Saved entries:
++++++++++
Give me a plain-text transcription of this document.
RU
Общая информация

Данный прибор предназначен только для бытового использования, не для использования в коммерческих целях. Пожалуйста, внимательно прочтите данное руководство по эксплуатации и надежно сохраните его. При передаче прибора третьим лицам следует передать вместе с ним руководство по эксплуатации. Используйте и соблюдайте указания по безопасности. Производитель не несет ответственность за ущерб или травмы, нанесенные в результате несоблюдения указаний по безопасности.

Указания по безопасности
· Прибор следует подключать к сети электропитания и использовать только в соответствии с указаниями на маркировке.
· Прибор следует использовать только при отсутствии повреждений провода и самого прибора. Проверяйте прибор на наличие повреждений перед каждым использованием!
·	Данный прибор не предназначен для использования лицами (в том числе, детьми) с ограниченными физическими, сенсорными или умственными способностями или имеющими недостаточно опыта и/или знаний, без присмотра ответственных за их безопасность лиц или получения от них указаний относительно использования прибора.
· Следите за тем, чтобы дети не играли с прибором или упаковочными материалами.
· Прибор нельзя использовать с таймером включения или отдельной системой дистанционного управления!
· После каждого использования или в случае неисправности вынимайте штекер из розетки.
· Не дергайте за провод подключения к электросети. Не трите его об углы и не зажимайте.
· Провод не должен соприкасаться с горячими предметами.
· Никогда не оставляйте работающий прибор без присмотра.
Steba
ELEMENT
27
++++++++++
Copy all data exactly, start to finish.

■ **Exercise response**:
Give me a plain-text transcription of this document.
RU
Общая информация

Данный прибор предназначен только для бытового использования, не для использования в коммерческих целях. Пожалуйста, внимательно прочтите данное руководство по эксплуатации и надежно сохраните его. При передаче прибора третьим лицам следует передать вместе с ним руководство по эксплуатации. Используйте и соблюдайте указания по безопасности. Производитель не несет ответственность за ущерб или травмы, нанесенные в результате несоблюдения указаний по безопасности.

Указания по безопасности
· Прибор следует подключать к сети электропитания и использовать только в соответствии с указаниями на маркировке.
· Прибор следует использовать только при отсутствии повреждений провода и самого прибора. Проверяйте прибор на наличие повреждений перед каждым использованием!
·	Данный прибор не предназначен для использования лицами (в том числе, детьми) с ограниченными физическими, сенсорными или умственными способностями или имеющими недостаточно опыта и/или знаний, без присмотра ответственных за их безопасность лиц или получения от них указаний относительно использования прибора.
· Следите за тем, чтобы дети не играли с прибором или упаковочными материалами.
· Прибор нельзя использовать с таймером включения или отдельной системой дистанционного управления!
· После каждого использования или в случае неисправности вынимайте штекер из розетки.
· Не дергайте за провод подключения к электросети. Не трите его об углы и не зажимайте.
· Провод не должен соприкасаться с горячими предметами.
· Никогда не оставляйте работающий прибор без присмотра.
Steba
ELEMENT
27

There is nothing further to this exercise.